MATERIAL =>
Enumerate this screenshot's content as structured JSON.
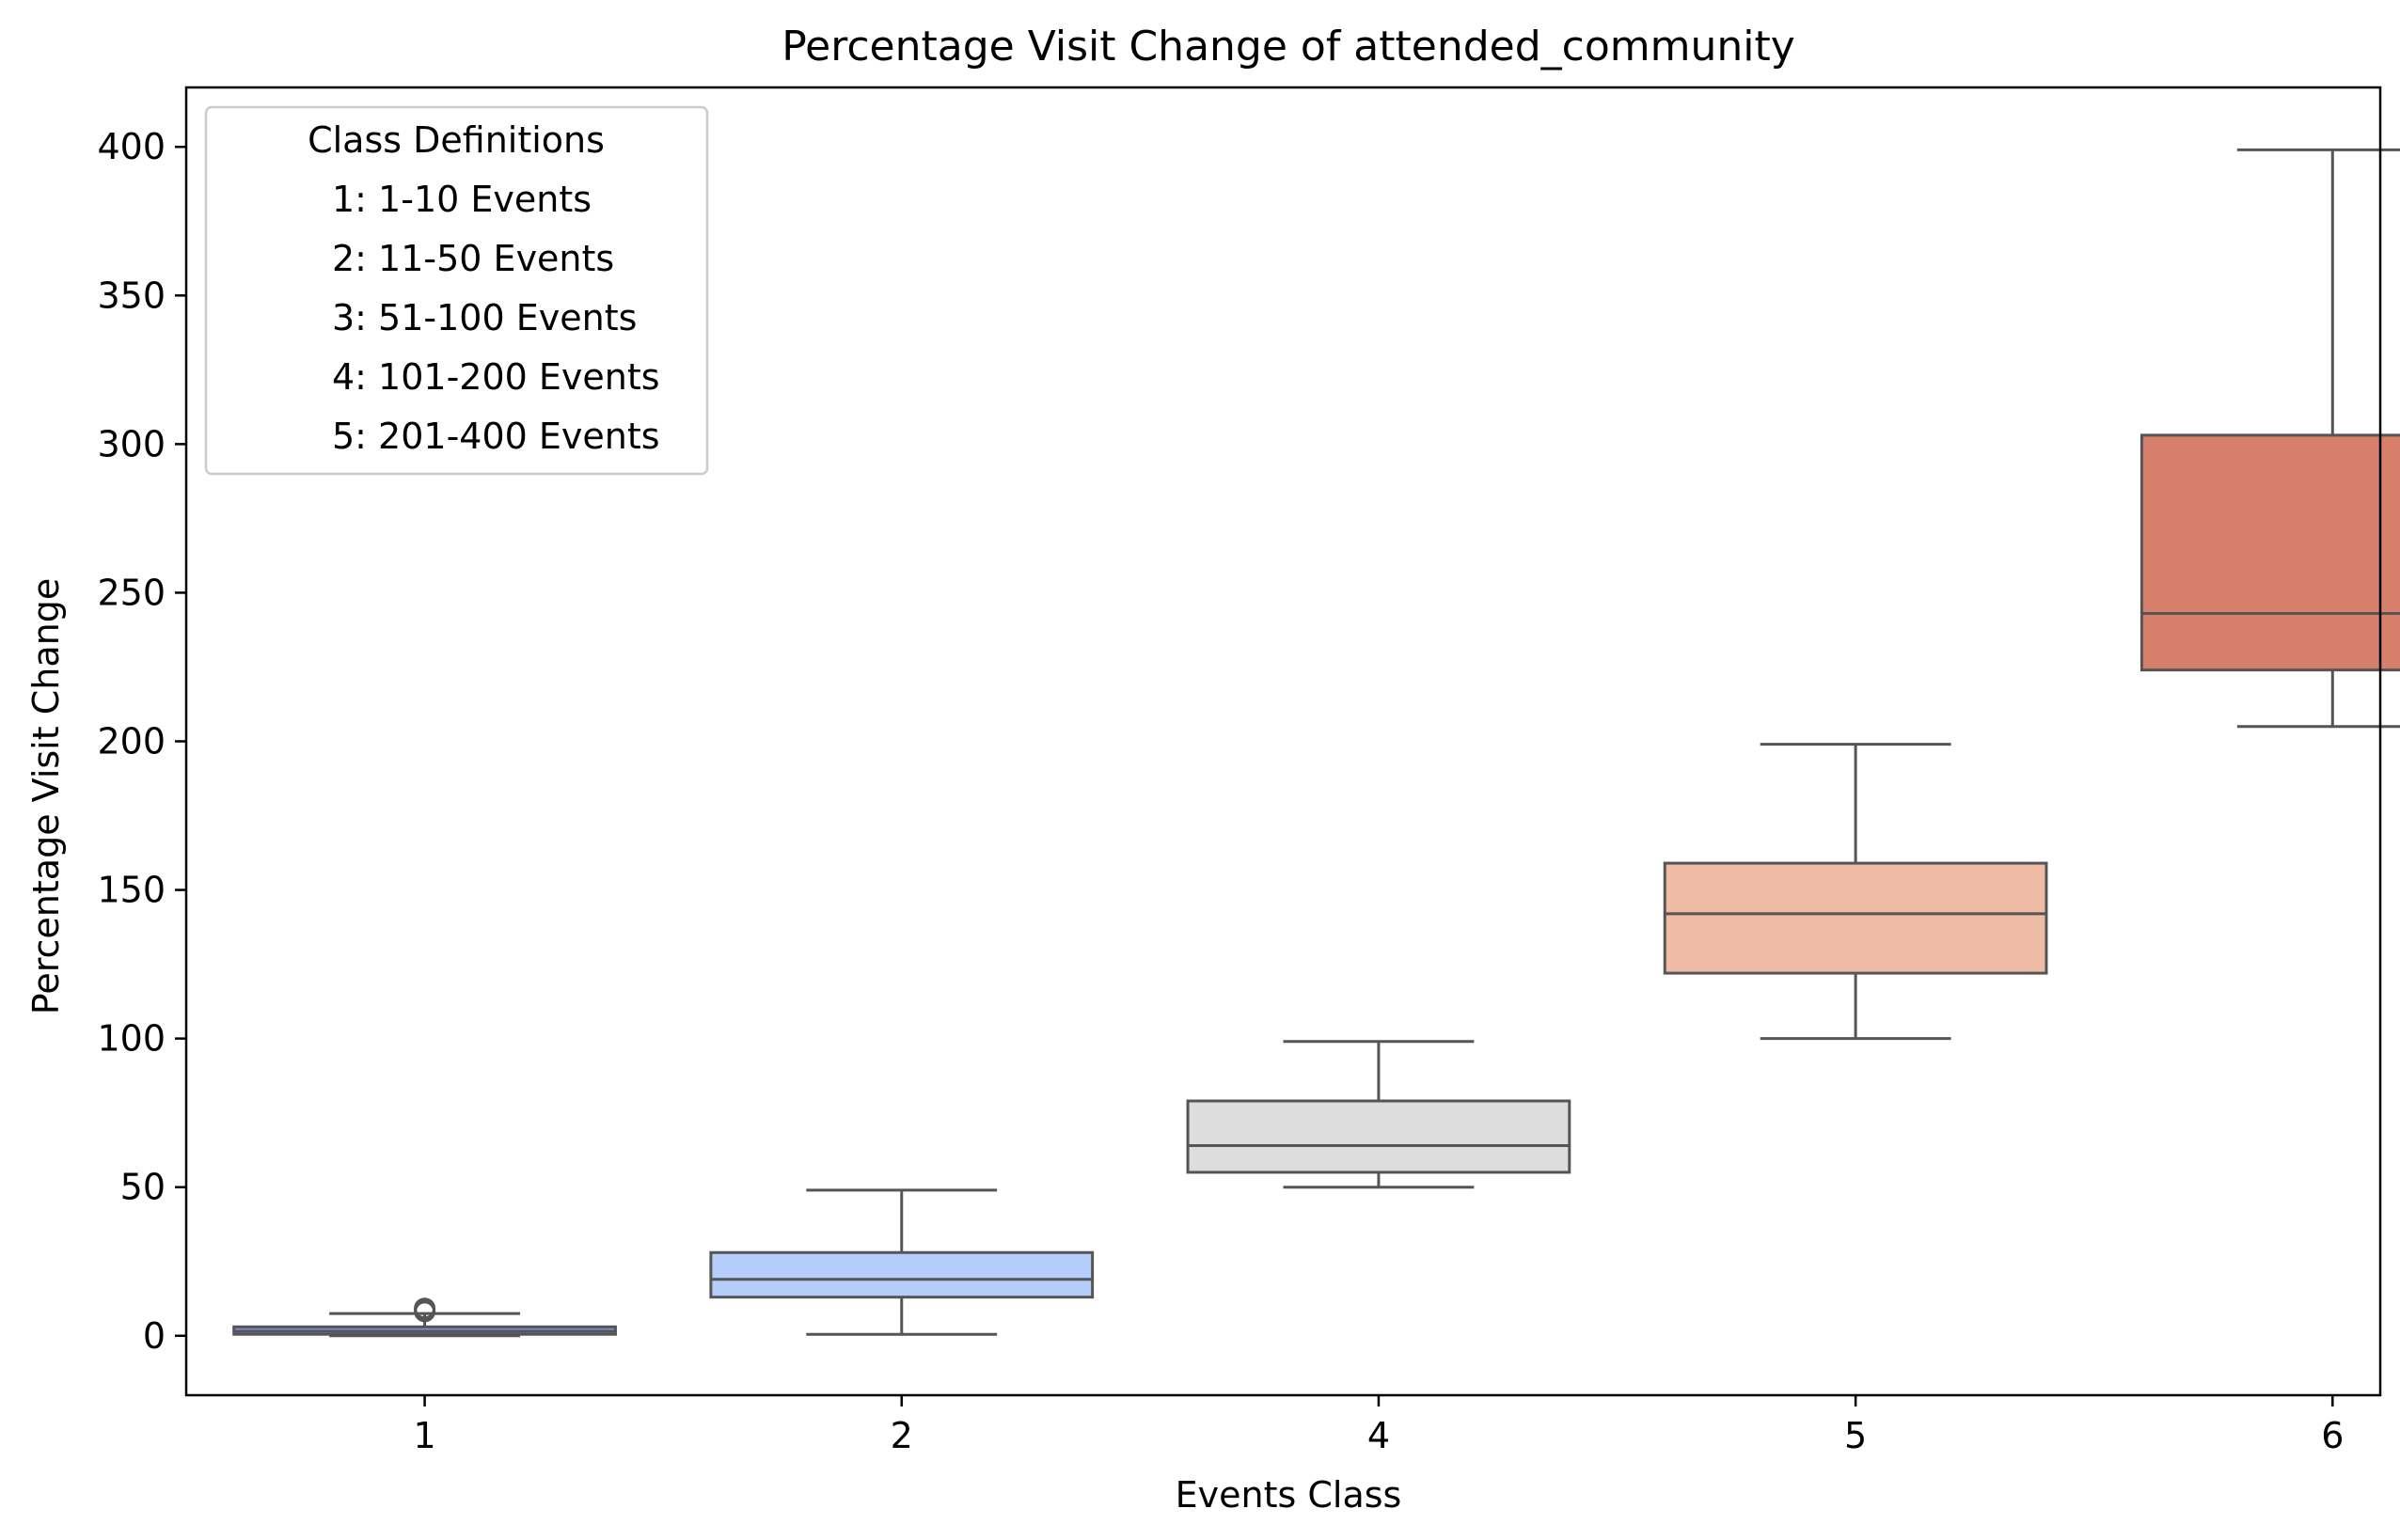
{
  "chart_data": {
    "type": "box",
    "title": "Percentage Visit Change of attended_community",
    "xlabel": "Events Class",
    "ylabel": "Percentage Visit Change",
    "ylim": [
      -20,
      420
    ],
    "yticks": [
      0,
      50,
      100,
      150,
      200,
      250,
      300,
      350,
      400
    ],
    "categories": [
      "1",
      "2",
      "4",
      "5",
      "6"
    ],
    "boxes": [
      {
        "category": "1",
        "whisker_low": 0,
        "q1": 0.5,
        "median": 1.5,
        "q3": 3,
        "whisker_high": 7.5,
        "outliers": [
          8.2,
          8.8,
          9.2
        ],
        "color": "#7b91d8"
      },
      {
        "category": "2",
        "whisker_low": 0.5,
        "q1": 13,
        "median": 19,
        "q3": 28,
        "whisker_high": 49,
        "outliers": [],
        "color": "#b5cdfa"
      },
      {
        "category": "4",
        "whisker_low": 50,
        "q1": 55,
        "median": 64,
        "q3": 79,
        "whisker_high": 99,
        "outliers": [],
        "color": "#dddddd"
      },
      {
        "category": "5",
        "whisker_low": 100,
        "q1": 122,
        "median": 142,
        "q3": 159,
        "whisker_high": 199,
        "outliers": [],
        "color": "#eebca4"
      },
      {
        "category": "6",
        "whisker_low": 205,
        "q1": 224,
        "median": 243,
        "q3": 303,
        "whisker_high": 399,
        "outliers": [],
        "color": "#d6806c"
      }
    ],
    "legend": {
      "title": "Class Definitions",
      "placement": "upper-left",
      "entries": [
        "1: 1-10 Events",
        "2: 11-50 Events",
        "3: 51-100 Events",
        "4: 101-200 Events",
        "5: 201-400 Events"
      ]
    },
    "grid": false
  }
}
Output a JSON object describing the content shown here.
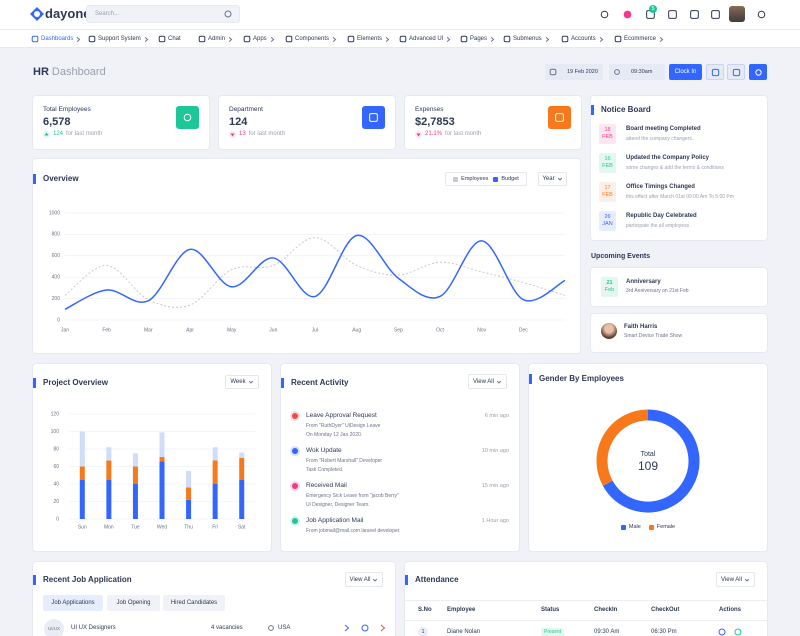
{
  "header": {
    "logo": "dayone",
    "search_placeholder": "Search...",
    "mail_badge": "5"
  },
  "nav": [
    "Dashboards",
    "Support System",
    "Chat",
    "Admin",
    "Apps",
    "Components",
    "Elements",
    "Advanced UI",
    "Pages",
    "Submenus",
    "Accounts",
    "Ecommerce"
  ],
  "page_title": {
    "prefix": "HR",
    "title": "Dashboard"
  },
  "toolbar": {
    "date": "19 Feb 2020",
    "time": "09:30am",
    "button": "Clock In"
  },
  "stats": [
    {
      "label": "Total Employees",
      "value": "6,578",
      "change": "124",
      "note": "for last month"
    },
    {
      "label": "Department",
      "value": "124",
      "change": "13",
      "note": "for last month"
    },
    {
      "label": "Expenses",
      "value": "$2,7853",
      "change": "21.1%",
      "note": "for last month"
    }
  ],
  "notice_board": {
    "title": "Notice Board",
    "items": [
      {
        "day": "18",
        "month": "FEB",
        "title": "Board meeting Completed",
        "text": "attend the company changers.."
      },
      {
        "day": "16",
        "month": "FEB",
        "title": "Updated the Company Policy",
        "text": "some changes & add the terms & conditions"
      },
      {
        "day": "17",
        "month": "FEB",
        "title": "Office Timings Changed",
        "text": "this effect after March 01st 09:00 Am To 5:00 Pm"
      },
      {
        "day": "26",
        "month": "JAN",
        "title": "Republic Day Celebrated",
        "text": "participate the all employess"
      }
    ]
  },
  "upcoming_events": {
    "title": "Upcoming Events",
    "event": {
      "day": "21",
      "month": "Feb",
      "title": "Anniversary",
      "text": "3rd Anniversary on 21st Feb"
    },
    "person": {
      "name": "Faith Harris",
      "text": "Smart Device Trade Show"
    }
  },
  "chart_data": [
    {
      "type": "line",
      "title": "Overview",
      "control": "Year",
      "categories": [
        "Jan",
        "Feb",
        "Mar",
        "Apr",
        "May",
        "Jun",
        "Jul",
        "Aug",
        "Sep",
        "Oct",
        "Nov",
        "Dec",
        null
      ],
      "series": [
        {
          "name": "Employees",
          "color": "#c5cad6",
          "dashed": true,
          "values": [
            230,
            510,
            190,
            140,
            470,
            510,
            770,
            510,
            420,
            540,
            450,
            350,
            230
          ]
        },
        {
          "name": "Budget",
          "color": "#3366ff",
          "values": [
            100,
            280,
            180,
            660,
            310,
            580,
            220,
            790,
            390,
            220,
            740,
            190,
            370
          ]
        }
      ],
      "ylim": [
        0,
        1000
      ],
      "yticks": [
        0,
        200,
        400,
        600,
        800,
        1000
      ],
      "grid": true
    },
    {
      "type": "bar",
      "stacked": true,
      "title": "Project Overview",
      "control": "Week",
      "categories": [
        "Sun",
        "Mon",
        "Tue",
        "Wed",
        "Thu",
        "Fri",
        "Sat"
      ],
      "series": [
        {
          "color": "#3366ff",
          "values": [
            45,
            45,
            40,
            66,
            22,
            40,
            45
          ]
        },
        {
          "color": "#f7791c",
          "values": [
            15,
            22,
            20,
            5,
            14,
            27,
            25
          ]
        },
        {
          "color": "#cfdcfb",
          "values": [
            40,
            15,
            15,
            28,
            19,
            15,
            6
          ]
        }
      ],
      "ylim": [
        0,
        120
      ],
      "yticks": [
        0,
        20,
        40,
        60,
        80,
        100,
        120
      ],
      "grid": true
    },
    {
      "type": "pie",
      "donut": true,
      "title": "Gender By Employees",
      "center_label": "Total",
      "total": 109,
      "categories": [
        "Male",
        "Female"
      ],
      "values": [
        73,
        36
      ],
      "colors": [
        "#3366ff",
        "#f7791c"
      ]
    }
  ],
  "recent_activity": {
    "title": "Recent Activity",
    "button": "View All",
    "items": [
      {
        "title": "Leave Approval Request",
        "time": "6 min ago",
        "lines": [
          "From \"RuthDyer\" UiDesign Leave",
          "On Monday 12 Jan 2020."
        ]
      },
      {
        "title": "Wok Update",
        "time": "10 min ago",
        "lines": [
          "From \"Robert Marshall\" Developer",
          "Task Completed."
        ]
      },
      {
        "title": "Received Mail",
        "time": "15 min ago",
        "lines": [
          "Emergency Sick Leave from \"jacob Berry\"",
          "Ui Designer, Designer Team."
        ]
      },
      {
        "title": "Job Application Mail",
        "time": "1 Hour ago",
        "lines": [
          "From jobmail@mail.com laravel developer."
        ]
      }
    ]
  },
  "recent_jobs": {
    "title": "Recent Job Application",
    "button": "View All",
    "tabs": [
      "Job Applications",
      "Job Opening",
      "Hired Candidates"
    ],
    "rows": [
      {
        "badge": "UI/UX",
        "role": "UI UX Designers",
        "vacancies": "4 vacancies",
        "location": "USA"
      }
    ]
  },
  "attendance": {
    "title": "Attendance",
    "button": "View All",
    "columns": [
      "S.No",
      "Employee",
      "Status",
      "CheckIn",
      "CheckOut",
      "Actions"
    ],
    "rows": [
      [
        "1",
        "Diane Nolan",
        "Present",
        "09:30 Am",
        "06:30 Pm"
      ]
    ]
  }
}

EXERCISE INSTRUCTIONS =>
Omit the pictures, and quote the material above exactly as given.

THE ANSWER =>
Enumerate this screenshot's content as structured JSON.
{
  "chart_data": {
    "type": "box",
    "title": "Percentage Visit Change of attended_community",
    "xlabel": "Events Class",
    "ylabel": "Percentage Visit Change",
    "ylim": [
      -20,
      420
    ],
    "yticks": [
      0,
      50,
      100,
      150,
      200,
      250,
      300,
      350,
      400
    ],
    "categories": [
      "1",
      "2",
      "4",
      "5",
      "6"
    ],
    "boxes": [
      {
        "category": "1",
        "whisker_low": 0,
        "q1": 0.5,
        "median": 1.5,
        "q3": 3,
        "whisker_high": 7.5,
        "outliers": [
          8.2,
          8.8,
          9.2
        ],
        "color": "#7b91d8"
      },
      {
        "category": "2",
        "whisker_low": 0.5,
        "q1": 13,
        "median": 19,
        "q3": 28,
        "whisker_high": 49,
        "outliers": [],
        "color": "#b5cdfa"
      },
      {
        "category": "4",
        "whisker_low": 50,
        "q1": 55,
        "median": 64,
        "q3": 79,
        "whisker_high": 99,
        "outliers": [],
        "color": "#dddddd"
      },
      {
        "category": "5",
        "whisker_low": 100,
        "q1": 122,
        "median": 142,
        "q3": 159,
        "whisker_high": 199,
        "outliers": [],
        "color": "#eebca4"
      },
      {
        "category": "6",
        "whisker_low": 205,
        "q1": 224,
        "median": 243,
        "q3": 303,
        "whisker_high": 399,
        "outliers": [],
        "color": "#d6806c"
      }
    ],
    "legend": {
      "title": "Class Definitions",
      "placement": "upper-left",
      "entries": [
        "1: 1-10 Events",
        "2: 11-50 Events",
        "3: 51-100 Events",
        "4: 101-200 Events",
        "5: 201-400 Events"
      ]
    },
    "grid": false
  }
}
Output a JSON object describing the content shown here.
{
  "header": {
    "logo": "dayone",
    "search_placeholder": "Search...",
    "mail_badge": "5"
  },
  "nav": [
    "Dashboards",
    "Support System",
    "Chat",
    "Admin",
    "Apps",
    "Components",
    "Elements",
    "Advanced UI",
    "Pages",
    "Submenus",
    "Accounts",
    "Ecommerce"
  ],
  "page_title": {
    "prefix": "HR",
    "title": "Dashboard"
  },
  "toolbar": {
    "date": "19 Feb 2020",
    "time": "09:30am",
    "button": "Clock In"
  },
  "stats": [
    {
      "label": "Total Employees",
      "value": "6,578",
      "change": "124",
      "note": "for last month"
    },
    {
      "label": "Department",
      "value": "124",
      "change": "13",
      "note": "for last month"
    },
    {
      "label": "Expenses",
      "value": "$2,7853",
      "change": "21.1%",
      "note": "for last month"
    }
  ],
  "notice_board": {
    "title": "Notice Board",
    "items": [
      {
        "day": "18",
        "month": "FEB",
        "title": "Board meeting Completed",
        "text": "attend the company changers.."
      },
      {
        "day": "16",
        "month": "FEB",
        "title": "Updated the Company Policy",
        "text": "some changes & add the terms & conditions"
      },
      {
        "day": "17",
        "month": "FEB",
        "title": "Office Timings Changed",
        "text": "this effect after March 01st 09:00 Am To 5:00 Pm"
      },
      {
        "day": "26",
        "month": "JAN",
        "title": "Republic Day Celebrated",
        "text": "participate the all employess"
      }
    ]
  },
  "upcoming_events": {
    "title": "Upcoming Events",
    "event": {
      "day": "21",
      "month": "Feb",
      "title": "Anniversary",
      "text": "3rd Anniversary on 21st Feb"
    },
    "person": {
      "name": "Faith Harris",
      "text": "Smart Device Trade Show"
    }
  },
  "chart_data": [
    {
      "type": "line",
      "title": "Overview",
      "control": "Year",
      "categories": [
        "Jan",
        "Feb",
        "Mar",
        "Apr",
        "May",
        "Jun",
        "Jul",
        "Aug",
        "Sep",
        "Oct",
        "Nov",
        "Dec",
        null
      ],
      "series": [
        {
          "name": "Employees",
          "color": "#c5cad6",
          "dashed": true,
          "values": [
            230,
            510,
            190,
            140,
            470,
            510,
            770,
            510,
            420,
            540,
            450,
            350,
            230
          ]
        },
        {
          "name": "Budget",
          "color": "#3366ff",
          "values": [
            100,
            280,
            180,
            660,
            310,
            580,
            220,
            790,
            390,
            220,
            740,
            190,
            370
          ]
        }
      ],
      "ylim": [
        0,
        1000
      ],
      "yticks": [
        0,
        200,
        400,
        600,
        800,
        1000
      ],
      "grid": true
    },
    {
      "type": "bar",
      "stacked": true,
      "title": "Project Overview",
      "control": "Week",
      "categories": [
        "Sun",
        "Mon",
        "Tue",
        "Wed",
        "Thu",
        "Fri",
        "Sat"
      ],
      "series": [
        {
          "color": "#3366ff",
          "values": [
            45,
            45,
            40,
            66,
            22,
            40,
            45
          ]
        },
        {
          "color": "#f7791c",
          "values": [
            15,
            22,
            20,
            5,
            14,
            27,
            25
          ]
        },
        {
          "color": "#cfdcfb",
          "values": [
            40,
            15,
            15,
            28,
            19,
            15,
            6
          ]
        }
      ],
      "ylim": [
        0,
        120
      ],
      "yticks": [
        0,
        20,
        40,
        60,
        80,
        100,
        120
      ],
      "grid": true
    },
    {
      "type": "pie",
      "donut": true,
      "title": "Gender By Employees",
      "center_label": "Total",
      "total": 109,
      "categories": [
        "Male",
        "Female"
      ],
      "values": [
        73,
        36
      ],
      "colors": [
        "#3366ff",
        "#f7791c"
      ]
    }
  ],
  "recent_activity": {
    "title": "Recent Activity",
    "button": "View All",
    "items": [
      {
        "title": "Leave Approval Request",
        "time": "6 min ago",
        "lines": [
          "From \"RuthDyer\" UiDesign Leave",
          "On Monday 12 Jan 2020."
        ]
      },
      {
        "title": "Wok Update",
        "time": "10 min ago",
        "lines": [
          "From \"Robert Marshall\" Developer",
          "Task Completed."
        ]
      },
      {
        "title": "Received Mail",
        "time": "15 min ago",
        "lines": [
          "Emergency Sick Leave from \"jacob Berry\"",
          "Ui Designer, Designer Team."
        ]
      },
      {
        "title": "Job Application Mail",
        "time": "1 Hour ago",
        "lines": [
          "From jobmail@mail.com laravel developer."
        ]
      }
    ]
  },
  "recent_jobs": {
    "title": "Recent Job Application",
    "button": "View All",
    "tabs": [
      "Job Applications",
      "Job Opening",
      "Hired Candidates"
    ],
    "rows": [
      {
        "badge": "UI/UX",
        "role": "UI UX Designers",
        "vacancies": "4 vacancies",
        "location": "USA"
      }
    ]
  },
  "attendance": {
    "title": "Attendance",
    "button": "View All",
    "columns": [
      "S.No",
      "Employee",
      "Status",
      "CheckIn",
      "CheckOut",
      "Actions"
    ],
    "rows": [
      [
        "1",
        "Diane Nolan",
        "Present",
        "09:30 Am",
        "06:30 Pm"
      ]
    ]
  }
}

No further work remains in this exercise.